▶ WORK REQUIRED:
Return the lines below that carry the word "Multi".
+--
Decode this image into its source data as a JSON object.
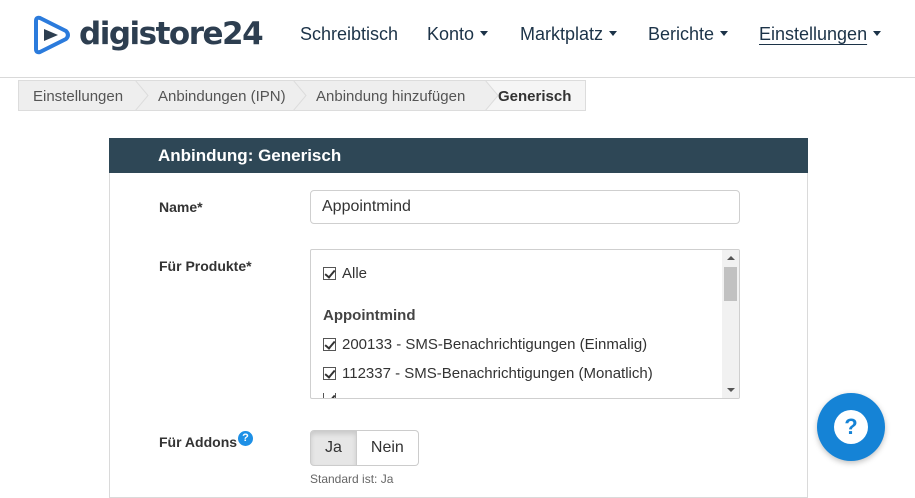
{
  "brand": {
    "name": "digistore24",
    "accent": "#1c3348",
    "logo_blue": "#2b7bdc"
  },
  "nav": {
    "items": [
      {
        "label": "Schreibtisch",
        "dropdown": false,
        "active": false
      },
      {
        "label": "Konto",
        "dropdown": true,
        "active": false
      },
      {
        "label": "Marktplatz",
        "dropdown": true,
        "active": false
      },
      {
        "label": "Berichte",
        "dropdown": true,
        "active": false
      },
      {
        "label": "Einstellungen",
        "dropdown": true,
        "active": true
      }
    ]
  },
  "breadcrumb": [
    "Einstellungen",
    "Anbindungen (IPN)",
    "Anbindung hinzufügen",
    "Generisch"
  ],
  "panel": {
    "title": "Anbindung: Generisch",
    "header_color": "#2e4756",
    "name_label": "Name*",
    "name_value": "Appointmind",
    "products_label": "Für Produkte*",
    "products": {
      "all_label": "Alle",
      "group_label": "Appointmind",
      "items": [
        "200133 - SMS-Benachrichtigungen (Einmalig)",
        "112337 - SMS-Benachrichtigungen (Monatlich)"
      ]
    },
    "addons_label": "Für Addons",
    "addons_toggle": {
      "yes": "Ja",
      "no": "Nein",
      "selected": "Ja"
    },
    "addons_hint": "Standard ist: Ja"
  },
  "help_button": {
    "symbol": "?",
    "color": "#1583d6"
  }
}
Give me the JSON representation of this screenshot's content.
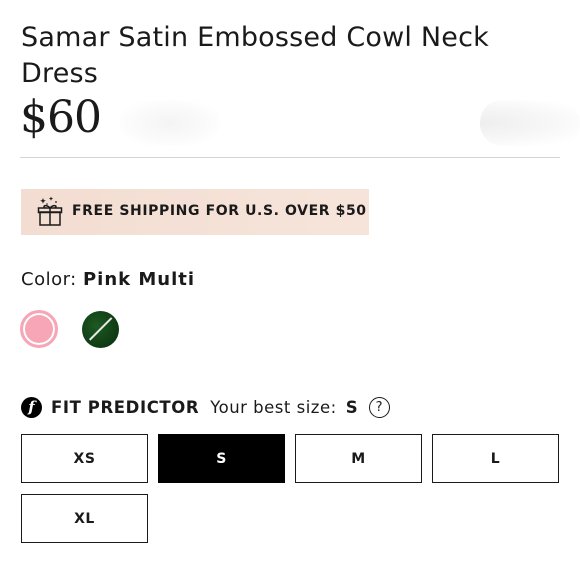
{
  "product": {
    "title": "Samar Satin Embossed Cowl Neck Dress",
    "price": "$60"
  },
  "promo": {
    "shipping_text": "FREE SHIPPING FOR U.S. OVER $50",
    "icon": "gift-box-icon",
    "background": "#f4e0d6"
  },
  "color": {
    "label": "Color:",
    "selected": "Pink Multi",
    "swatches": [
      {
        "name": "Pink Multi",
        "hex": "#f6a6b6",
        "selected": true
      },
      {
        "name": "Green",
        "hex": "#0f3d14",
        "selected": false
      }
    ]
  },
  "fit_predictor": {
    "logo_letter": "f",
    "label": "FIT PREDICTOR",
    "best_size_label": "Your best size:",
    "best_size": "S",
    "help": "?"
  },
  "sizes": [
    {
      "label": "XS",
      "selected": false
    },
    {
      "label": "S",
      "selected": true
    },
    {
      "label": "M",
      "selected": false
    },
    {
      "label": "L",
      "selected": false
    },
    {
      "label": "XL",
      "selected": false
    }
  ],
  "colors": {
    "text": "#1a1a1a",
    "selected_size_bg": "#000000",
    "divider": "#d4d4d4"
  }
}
+--
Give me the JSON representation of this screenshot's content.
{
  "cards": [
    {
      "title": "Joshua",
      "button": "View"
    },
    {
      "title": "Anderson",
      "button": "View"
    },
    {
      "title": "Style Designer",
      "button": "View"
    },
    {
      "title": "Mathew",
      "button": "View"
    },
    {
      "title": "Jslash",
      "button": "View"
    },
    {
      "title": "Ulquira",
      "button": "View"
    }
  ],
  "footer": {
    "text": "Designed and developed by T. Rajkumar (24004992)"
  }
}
+--
▶ TASK SOLUTION:
    "selected": "Pink Multi",
        "name": "Pink Multi",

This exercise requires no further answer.